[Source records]
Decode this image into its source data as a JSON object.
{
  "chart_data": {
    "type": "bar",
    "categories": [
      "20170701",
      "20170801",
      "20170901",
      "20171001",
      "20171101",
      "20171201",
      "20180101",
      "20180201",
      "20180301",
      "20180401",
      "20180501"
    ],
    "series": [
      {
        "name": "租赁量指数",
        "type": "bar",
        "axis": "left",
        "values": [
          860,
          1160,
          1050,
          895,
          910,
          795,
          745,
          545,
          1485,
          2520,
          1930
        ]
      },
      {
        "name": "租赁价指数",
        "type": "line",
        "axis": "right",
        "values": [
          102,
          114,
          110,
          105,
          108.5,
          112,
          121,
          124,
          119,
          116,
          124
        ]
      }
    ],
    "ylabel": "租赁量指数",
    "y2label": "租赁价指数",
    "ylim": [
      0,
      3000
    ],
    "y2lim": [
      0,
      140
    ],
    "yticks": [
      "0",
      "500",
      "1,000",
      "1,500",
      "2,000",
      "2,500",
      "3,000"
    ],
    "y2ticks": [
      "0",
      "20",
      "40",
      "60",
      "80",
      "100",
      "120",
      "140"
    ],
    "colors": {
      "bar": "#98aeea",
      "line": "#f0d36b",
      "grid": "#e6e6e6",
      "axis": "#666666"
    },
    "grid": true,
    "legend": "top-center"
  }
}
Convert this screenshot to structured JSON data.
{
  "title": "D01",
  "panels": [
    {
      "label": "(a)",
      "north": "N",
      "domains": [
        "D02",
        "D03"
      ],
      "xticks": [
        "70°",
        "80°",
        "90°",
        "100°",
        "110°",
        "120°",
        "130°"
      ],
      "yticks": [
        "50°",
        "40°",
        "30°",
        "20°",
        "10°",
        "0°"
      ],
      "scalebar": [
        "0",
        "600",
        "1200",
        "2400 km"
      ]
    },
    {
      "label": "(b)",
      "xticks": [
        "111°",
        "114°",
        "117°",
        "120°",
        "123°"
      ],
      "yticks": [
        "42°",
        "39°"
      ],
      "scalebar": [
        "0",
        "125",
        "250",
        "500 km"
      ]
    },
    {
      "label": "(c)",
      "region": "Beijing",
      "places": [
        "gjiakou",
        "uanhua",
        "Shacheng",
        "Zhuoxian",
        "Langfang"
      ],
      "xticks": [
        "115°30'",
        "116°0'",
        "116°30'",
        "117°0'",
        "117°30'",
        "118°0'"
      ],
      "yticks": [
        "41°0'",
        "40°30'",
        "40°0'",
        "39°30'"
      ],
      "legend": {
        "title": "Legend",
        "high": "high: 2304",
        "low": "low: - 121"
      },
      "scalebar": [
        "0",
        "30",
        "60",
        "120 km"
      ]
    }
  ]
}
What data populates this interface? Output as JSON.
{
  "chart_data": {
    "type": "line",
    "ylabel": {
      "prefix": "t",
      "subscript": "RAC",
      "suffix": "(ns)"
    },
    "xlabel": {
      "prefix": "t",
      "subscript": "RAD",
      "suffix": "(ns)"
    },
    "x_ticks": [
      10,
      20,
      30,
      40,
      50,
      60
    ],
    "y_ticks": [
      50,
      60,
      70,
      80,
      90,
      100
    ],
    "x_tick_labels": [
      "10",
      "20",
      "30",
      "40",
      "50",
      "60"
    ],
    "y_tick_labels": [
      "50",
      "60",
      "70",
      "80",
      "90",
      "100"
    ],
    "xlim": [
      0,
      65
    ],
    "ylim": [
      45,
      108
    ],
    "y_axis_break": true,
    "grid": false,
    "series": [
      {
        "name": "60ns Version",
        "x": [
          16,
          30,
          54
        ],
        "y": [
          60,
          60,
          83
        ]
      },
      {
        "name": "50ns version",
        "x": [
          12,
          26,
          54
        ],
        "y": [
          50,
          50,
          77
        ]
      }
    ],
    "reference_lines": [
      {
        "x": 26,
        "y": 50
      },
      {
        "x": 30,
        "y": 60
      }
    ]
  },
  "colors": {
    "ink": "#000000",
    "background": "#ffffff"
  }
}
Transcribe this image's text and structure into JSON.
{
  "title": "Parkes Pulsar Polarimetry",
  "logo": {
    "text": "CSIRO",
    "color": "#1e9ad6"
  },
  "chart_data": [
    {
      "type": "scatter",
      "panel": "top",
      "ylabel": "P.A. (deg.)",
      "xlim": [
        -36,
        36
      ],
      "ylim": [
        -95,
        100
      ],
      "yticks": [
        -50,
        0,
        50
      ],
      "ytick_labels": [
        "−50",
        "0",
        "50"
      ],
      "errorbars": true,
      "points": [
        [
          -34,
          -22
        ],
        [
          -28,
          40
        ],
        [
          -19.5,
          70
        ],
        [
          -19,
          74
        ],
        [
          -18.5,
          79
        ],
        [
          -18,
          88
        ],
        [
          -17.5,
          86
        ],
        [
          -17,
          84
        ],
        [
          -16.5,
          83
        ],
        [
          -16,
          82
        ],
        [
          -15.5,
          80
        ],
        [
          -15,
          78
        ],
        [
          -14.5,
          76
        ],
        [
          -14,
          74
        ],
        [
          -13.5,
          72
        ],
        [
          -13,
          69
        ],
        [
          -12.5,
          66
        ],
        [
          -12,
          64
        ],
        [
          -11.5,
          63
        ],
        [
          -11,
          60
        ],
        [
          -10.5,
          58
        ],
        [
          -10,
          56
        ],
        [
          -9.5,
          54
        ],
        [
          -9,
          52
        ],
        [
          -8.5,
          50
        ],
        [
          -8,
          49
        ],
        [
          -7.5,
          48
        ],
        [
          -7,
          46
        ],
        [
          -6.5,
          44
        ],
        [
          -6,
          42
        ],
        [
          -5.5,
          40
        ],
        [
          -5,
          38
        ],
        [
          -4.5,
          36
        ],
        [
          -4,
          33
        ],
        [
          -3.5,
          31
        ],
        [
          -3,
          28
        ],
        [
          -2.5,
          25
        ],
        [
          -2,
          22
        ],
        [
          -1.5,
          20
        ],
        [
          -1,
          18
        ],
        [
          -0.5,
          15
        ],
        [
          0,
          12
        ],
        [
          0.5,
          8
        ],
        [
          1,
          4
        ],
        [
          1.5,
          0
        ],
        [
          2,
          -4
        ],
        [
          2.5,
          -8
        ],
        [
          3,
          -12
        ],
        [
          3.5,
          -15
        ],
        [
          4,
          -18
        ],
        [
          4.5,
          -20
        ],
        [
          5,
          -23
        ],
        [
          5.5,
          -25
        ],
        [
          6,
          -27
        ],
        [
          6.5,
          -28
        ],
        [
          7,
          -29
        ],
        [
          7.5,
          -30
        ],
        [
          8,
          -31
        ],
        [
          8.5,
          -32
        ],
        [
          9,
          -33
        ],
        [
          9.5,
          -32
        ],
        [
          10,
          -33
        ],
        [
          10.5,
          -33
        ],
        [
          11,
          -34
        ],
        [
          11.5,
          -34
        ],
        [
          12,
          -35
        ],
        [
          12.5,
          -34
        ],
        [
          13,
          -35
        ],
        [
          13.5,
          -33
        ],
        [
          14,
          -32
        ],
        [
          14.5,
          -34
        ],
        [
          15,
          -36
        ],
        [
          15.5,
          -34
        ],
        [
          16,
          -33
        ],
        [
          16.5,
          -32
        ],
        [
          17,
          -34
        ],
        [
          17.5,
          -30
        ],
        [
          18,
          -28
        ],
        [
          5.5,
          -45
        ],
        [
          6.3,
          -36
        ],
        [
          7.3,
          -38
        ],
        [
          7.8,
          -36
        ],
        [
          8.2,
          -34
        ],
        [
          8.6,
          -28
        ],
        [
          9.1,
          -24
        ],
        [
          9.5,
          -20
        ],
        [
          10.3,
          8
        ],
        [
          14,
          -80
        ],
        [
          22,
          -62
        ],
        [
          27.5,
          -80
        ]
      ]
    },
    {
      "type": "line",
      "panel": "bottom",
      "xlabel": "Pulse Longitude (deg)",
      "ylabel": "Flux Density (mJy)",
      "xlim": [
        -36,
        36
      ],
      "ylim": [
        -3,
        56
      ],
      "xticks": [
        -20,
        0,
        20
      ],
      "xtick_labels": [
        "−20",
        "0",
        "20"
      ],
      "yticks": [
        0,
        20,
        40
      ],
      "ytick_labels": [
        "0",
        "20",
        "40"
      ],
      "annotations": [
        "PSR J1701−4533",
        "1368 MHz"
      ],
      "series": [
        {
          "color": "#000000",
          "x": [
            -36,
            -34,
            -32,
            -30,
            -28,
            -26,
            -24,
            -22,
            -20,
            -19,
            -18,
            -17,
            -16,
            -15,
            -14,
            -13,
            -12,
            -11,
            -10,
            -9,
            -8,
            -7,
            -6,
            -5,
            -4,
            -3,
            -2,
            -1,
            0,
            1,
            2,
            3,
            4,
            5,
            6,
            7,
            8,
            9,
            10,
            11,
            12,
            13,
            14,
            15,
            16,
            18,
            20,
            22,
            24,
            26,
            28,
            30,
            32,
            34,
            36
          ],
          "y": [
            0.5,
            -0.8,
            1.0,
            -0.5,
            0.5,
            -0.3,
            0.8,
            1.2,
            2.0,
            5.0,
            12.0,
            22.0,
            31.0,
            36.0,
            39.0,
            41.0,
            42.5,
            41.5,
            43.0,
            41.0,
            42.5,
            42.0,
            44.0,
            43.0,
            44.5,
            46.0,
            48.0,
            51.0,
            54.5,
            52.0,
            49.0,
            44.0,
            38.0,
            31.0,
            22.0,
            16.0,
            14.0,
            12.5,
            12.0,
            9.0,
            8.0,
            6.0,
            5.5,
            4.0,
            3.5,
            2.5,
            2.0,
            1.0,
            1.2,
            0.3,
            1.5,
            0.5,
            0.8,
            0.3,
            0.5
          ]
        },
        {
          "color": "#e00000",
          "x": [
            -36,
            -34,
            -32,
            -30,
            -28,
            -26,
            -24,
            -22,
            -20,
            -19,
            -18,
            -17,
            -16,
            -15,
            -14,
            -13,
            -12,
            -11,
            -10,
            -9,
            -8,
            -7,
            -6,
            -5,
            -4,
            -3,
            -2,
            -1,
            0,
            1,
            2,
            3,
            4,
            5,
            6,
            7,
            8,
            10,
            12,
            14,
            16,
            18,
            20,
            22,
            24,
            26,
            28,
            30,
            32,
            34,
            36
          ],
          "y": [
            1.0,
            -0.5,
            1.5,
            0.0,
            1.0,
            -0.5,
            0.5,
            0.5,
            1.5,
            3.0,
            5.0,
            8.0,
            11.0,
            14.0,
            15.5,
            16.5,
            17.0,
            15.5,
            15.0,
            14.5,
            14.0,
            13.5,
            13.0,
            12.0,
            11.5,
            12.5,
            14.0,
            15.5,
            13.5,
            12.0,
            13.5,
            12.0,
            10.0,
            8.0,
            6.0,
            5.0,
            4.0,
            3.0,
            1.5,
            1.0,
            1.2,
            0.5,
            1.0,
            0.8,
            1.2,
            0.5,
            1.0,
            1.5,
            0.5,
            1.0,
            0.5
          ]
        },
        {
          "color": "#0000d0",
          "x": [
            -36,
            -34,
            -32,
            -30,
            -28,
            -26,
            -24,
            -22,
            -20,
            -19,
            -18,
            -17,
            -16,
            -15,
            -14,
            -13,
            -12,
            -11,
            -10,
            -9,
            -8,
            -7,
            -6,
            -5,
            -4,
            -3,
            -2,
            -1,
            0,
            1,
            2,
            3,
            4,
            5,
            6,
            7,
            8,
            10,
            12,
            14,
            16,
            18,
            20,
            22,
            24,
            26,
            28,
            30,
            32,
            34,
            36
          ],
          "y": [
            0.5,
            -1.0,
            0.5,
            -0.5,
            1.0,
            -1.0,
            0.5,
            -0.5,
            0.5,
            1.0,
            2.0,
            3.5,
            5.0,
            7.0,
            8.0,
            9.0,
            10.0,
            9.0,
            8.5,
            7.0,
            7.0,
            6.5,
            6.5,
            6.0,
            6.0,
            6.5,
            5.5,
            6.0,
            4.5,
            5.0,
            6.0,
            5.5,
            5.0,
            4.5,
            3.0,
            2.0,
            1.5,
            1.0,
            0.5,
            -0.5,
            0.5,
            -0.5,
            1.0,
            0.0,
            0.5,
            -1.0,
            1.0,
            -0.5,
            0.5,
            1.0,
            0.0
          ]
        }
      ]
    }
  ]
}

#### [Set task]
Give only the number of lines in the data that include the string "JSON".

#### [Final result]
4